» **Stored rows**:
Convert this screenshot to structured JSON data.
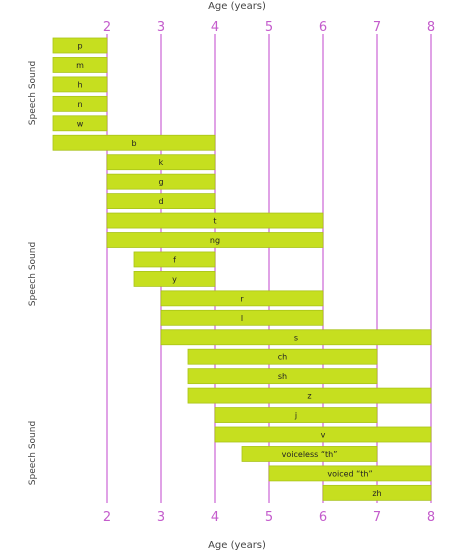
{
  "chart_data": {
    "type": "bar",
    "orientation": "horizontal",
    "xlabel_top": "Age (years)",
    "xlabel_bottom": "Age (years)",
    "ylabel": "Speech Sound",
    "xlim": [
      1,
      8
    ],
    "xticks": [
      2,
      3,
      4,
      5,
      6,
      7,
      8
    ],
    "grid": "vertical lines at ticks",
    "colors": {
      "bar": "#c6df1f",
      "bar_edge": "#a9c419",
      "grid": "#d070d8",
      "tick": "#c45ccc"
    },
    "bars": [
      {
        "label": "p",
        "start": 1,
        "end": 2
      },
      {
        "label": "m",
        "start": 1,
        "end": 2
      },
      {
        "label": "h",
        "start": 1,
        "end": 2
      },
      {
        "label": "n",
        "start": 1,
        "end": 2
      },
      {
        "label": "w",
        "start": 1,
        "end": 2
      },
      {
        "label": "b",
        "start": 1,
        "end": 4
      },
      {
        "label": "k",
        "start": 2,
        "end": 4
      },
      {
        "label": "g",
        "start": 2,
        "end": 4
      },
      {
        "label": "d",
        "start": 2,
        "end": 4
      },
      {
        "label": "t",
        "start": 2,
        "end": 6
      },
      {
        "label": "ng",
        "start": 2,
        "end": 6
      },
      {
        "label": "f",
        "start": 2.5,
        "end": 4
      },
      {
        "label": "y",
        "start": 2.5,
        "end": 4
      },
      {
        "label": "r",
        "start": 3,
        "end": 6
      },
      {
        "label": "l",
        "start": 3,
        "end": 6
      },
      {
        "label": "s",
        "start": 3,
        "end": 8
      },
      {
        "label": "ch",
        "start": 3.5,
        "end": 7
      },
      {
        "label": "sh",
        "start": 3.5,
        "end": 7
      },
      {
        "label": "z",
        "start": 3.5,
        "end": 8
      },
      {
        "label": "j",
        "start": 4,
        "end": 7
      },
      {
        "label": "v",
        "start": 4,
        "end": 8
      },
      {
        "label": "voiceless “th”",
        "start": 4.5,
        "end": 7
      },
      {
        "label": "voiced “th”",
        "start": 5,
        "end": 8
      },
      {
        "label": "zh",
        "start": 6,
        "end": 8
      }
    ]
  }
}
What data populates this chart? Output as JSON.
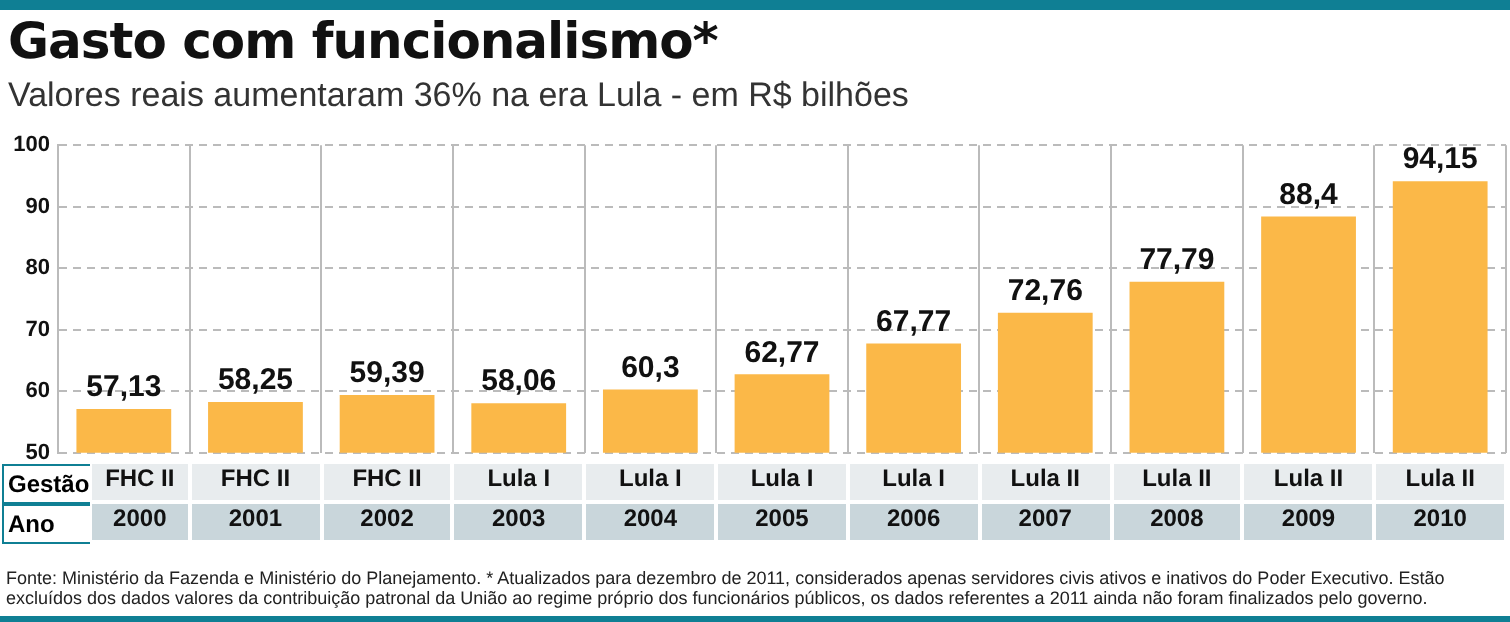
{
  "chart_data": {
    "type": "bar",
    "title": "Gasto com funcionalismo*",
    "subtitle": "Valores reais aumentaram 36% na era Lula  - em R$ bilhões",
    "categories": [
      "2000",
      "2001",
      "2002",
      "2003",
      "2004",
      "2005",
      "2006",
      "2007",
      "2008",
      "2009",
      "2010"
    ],
    "values": [
      57.13,
      58.25,
      59.39,
      58.06,
      60.3,
      62.77,
      67.77,
      72.76,
      77.79,
      88.4,
      94.15
    ],
    "value_labels": [
      "57,13",
      "58,25",
      "59,39",
      "58,06",
      "60,3",
      "62,77",
      "67,77",
      "72,76",
      "77,79",
      "88,4",
      "94,15"
    ],
    "color": "#fbb848",
    "ylim": [
      50,
      100
    ],
    "yticks": [
      50,
      60,
      70,
      80,
      90,
      100
    ],
    "grid": true,
    "annotations": [
      "Gestão",
      "Ano",
      "FHC II",
      "FHC II",
      "FHC II",
      "Lula I",
      "Lula I",
      "Lula I",
      "Lula I",
      "Lula II",
      "Lula II",
      "Lula II",
      "Lula II",
      "Fonte: Ministério da Fazenda e Ministério do Planejamento. * Atualizados para dezembro de 2011, considerados apenas servidores civis ativos e inativos do Poder Executivo. Estão excluídos dos dados valores da contribuição patronal da União ao regime próprio dos funcionários públicos, os dados referentes a 2011 ainda não foram finalizados pelo governo."
    ]
  }
}
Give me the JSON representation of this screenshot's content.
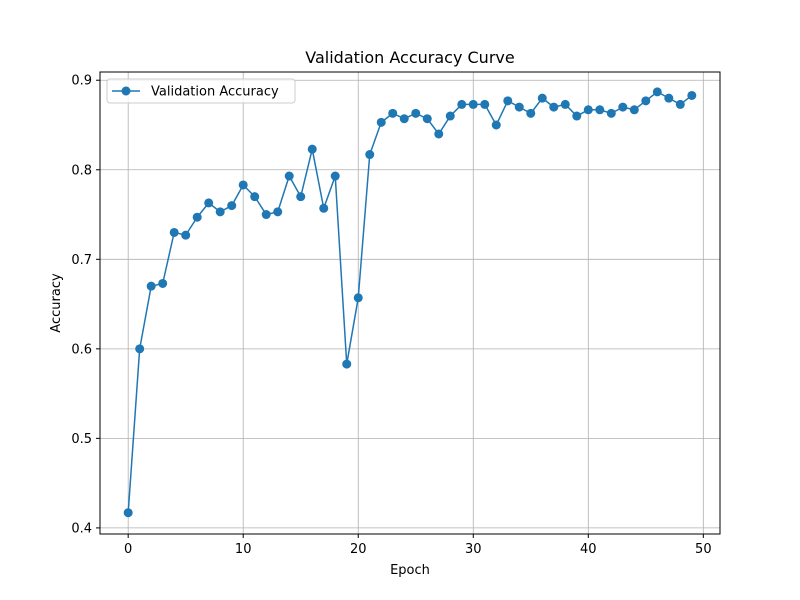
{
  "chart_data": {
    "type": "line",
    "title": "Validation Accuracy Curve",
    "xlabel": "Epoch",
    "ylabel": "Accuracy",
    "xlim": [
      -2.45,
      51.45
    ],
    "ylim": [
      0.3932,
      0.9092
    ],
    "xticks": [
      0,
      10,
      20,
      30,
      40,
      50
    ],
    "yticks": [
      0.4,
      0.5,
      0.6,
      0.7,
      0.8,
      0.9
    ],
    "xtick_labels": [
      "0",
      "10",
      "20",
      "30",
      "40",
      "50"
    ],
    "ytick_labels": [
      "0.4",
      "0.5",
      "0.6",
      "0.7",
      "0.8",
      "0.9"
    ],
    "grid": true,
    "legend_position": "upper-left",
    "series": [
      {
        "name": "Validation Accuracy",
        "color": "#1f77b4",
        "marker": "circle",
        "x": [
          0,
          1,
          2,
          3,
          4,
          5,
          6,
          7,
          8,
          9,
          10,
          11,
          12,
          13,
          14,
          15,
          16,
          17,
          18,
          19,
          20,
          21,
          22,
          23,
          24,
          25,
          26,
          27,
          28,
          29,
          30,
          31,
          32,
          33,
          34,
          35,
          36,
          37,
          38,
          39,
          40,
          41,
          42,
          43,
          44,
          45,
          46,
          47,
          48,
          49
        ],
        "values": [
          0.417,
          0.6,
          0.67,
          0.673,
          0.73,
          0.727,
          0.747,
          0.763,
          0.753,
          0.76,
          0.783,
          0.77,
          0.75,
          0.753,
          0.793,
          0.77,
          0.823,
          0.757,
          0.793,
          0.583,
          0.657,
          0.817,
          0.853,
          0.863,
          0.857,
          0.863,
          0.857,
          0.84,
          0.86,
          0.873,
          0.873,
          0.873,
          0.85,
          0.877,
          0.87,
          0.863,
          0.88,
          0.87,
          0.873,
          0.86,
          0.867,
          0.867,
          0.863,
          0.87,
          0.867,
          0.877,
          0.887,
          0.88,
          0.873,
          0.883
        ]
      }
    ]
  }
}
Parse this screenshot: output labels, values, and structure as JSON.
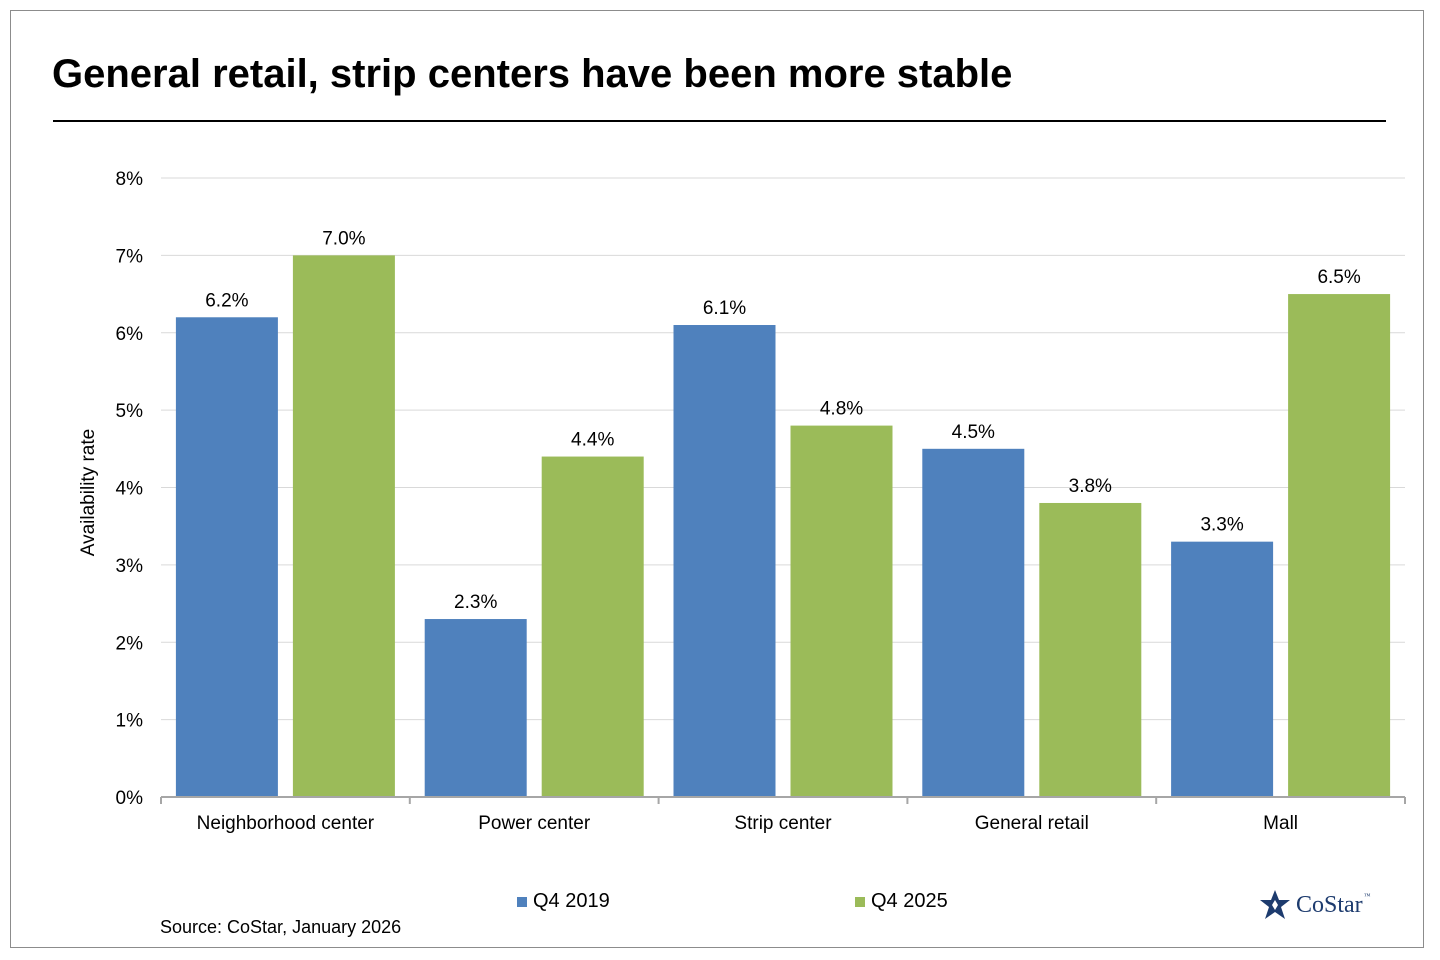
{
  "header": {
    "title": "General retail, strip centers have been more stable"
  },
  "chart_data": {
    "type": "bar",
    "title": "General retail, strip centers have been more stable",
    "xlabel": "",
    "ylabel": "Availability rate",
    "ylim": [
      0,
      8
    ],
    "yticks": [
      0,
      1,
      2,
      3,
      4,
      5,
      6,
      7,
      8
    ],
    "ytick_labels": [
      "0%",
      "1%",
      "2%",
      "3%",
      "4%",
      "5%",
      "6%",
      "7%",
      "8%"
    ],
    "grid": true,
    "legend_position": "bottom",
    "categories": [
      "Neighborhood center",
      "Power center",
      "Strip center",
      "General retail",
      "Mall"
    ],
    "series": [
      {
        "name": "Q4 2019",
        "color": "#4f81bd",
        "values": [
          6.2,
          2.3,
          6.1,
          4.5,
          3.3
        ],
        "labels": [
          "6.2%",
          "2.3%",
          "6.1%",
          "4.5%",
          "3.3%"
        ]
      },
      {
        "name": "Q4 2025",
        "color": "#9bbb59",
        "values": [
          7.0,
          4.4,
          4.8,
          3.8,
          6.5
        ],
        "labels": [
          "7.0%",
          "4.4%",
          "4.8%",
          "3.8%",
          "6.5%"
        ]
      }
    ]
  },
  "legend": {
    "items": [
      {
        "label": "Q4 2019",
        "color": "#4f81bd"
      },
      {
        "label": "Q4 2025",
        "color": "#9bbb59"
      }
    ]
  },
  "footer": {
    "source": "Source: CoStar, January 2026",
    "logo_text": "CoStar",
    "logo_tm": "™",
    "logo_color": "#1d3b6e"
  }
}
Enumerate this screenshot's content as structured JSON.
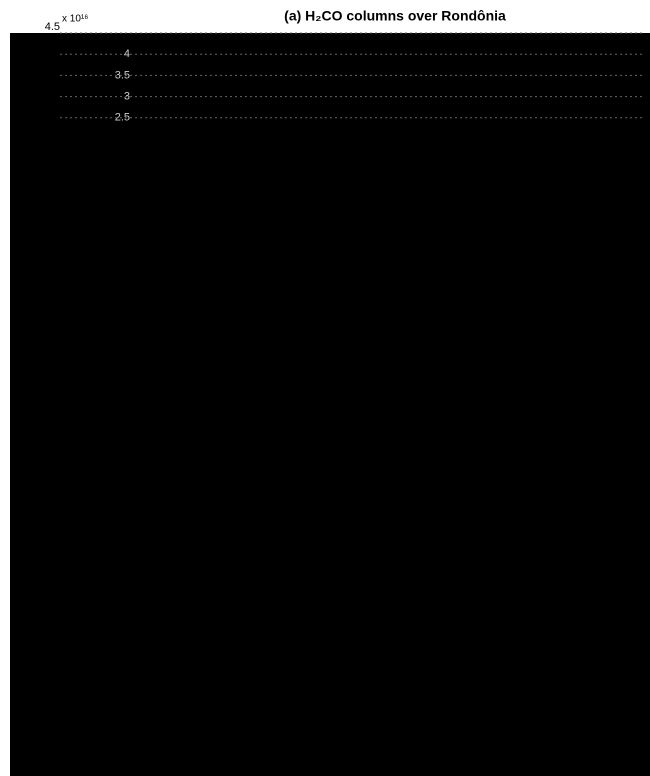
{
  "chart_data": {
    "type": "line",
    "title": "(a) H₂CO columns over Rondônia",
    "multiplier": "x 10¹⁶",
    "ylim": [
      2,
      4.5
    ],
    "yticks": [
      2.5,
      3,
      3.5,
      4,
      4.5
    ],
    "grid": true
  }
}
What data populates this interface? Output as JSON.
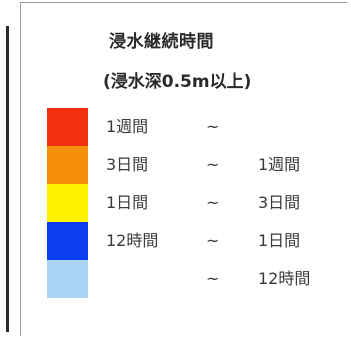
{
  "legend": {
    "title": "浸水継続時間",
    "subtitle": "(浸水深0.5m以上)",
    "rows": [
      {
        "from": "1週間",
        "tilde": "~",
        "to": "",
        "color": "#f0300e"
      },
      {
        "from": "3日間",
        "tilde": "~",
        "to": "1週間",
        "color": "#f78f0c"
      },
      {
        "from": "1日間",
        "tilde": "~",
        "to": "3日間",
        "color": "#fff200"
      },
      {
        "from": "12時間",
        "tilde": "~",
        "to": "1日間",
        "color": "#0a3ef0"
      },
      {
        "from": "",
        "tilde": "~",
        "to": "12時間",
        "color": "#a9d3f5"
      }
    ]
  }
}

» **Given request**: Which lines contain the word "this"? Return each of them.

» **Solution**:
Convert this screenshot to structured JSON data.
What data populates this chart? Output as JSON.
Give me the JSON representation of this screenshot's content.
Parse this screenshot: output labels, values, and structure as JSON.
Enumerate this screenshot's content as structured JSON.
What data populates this interface? Output as JSON.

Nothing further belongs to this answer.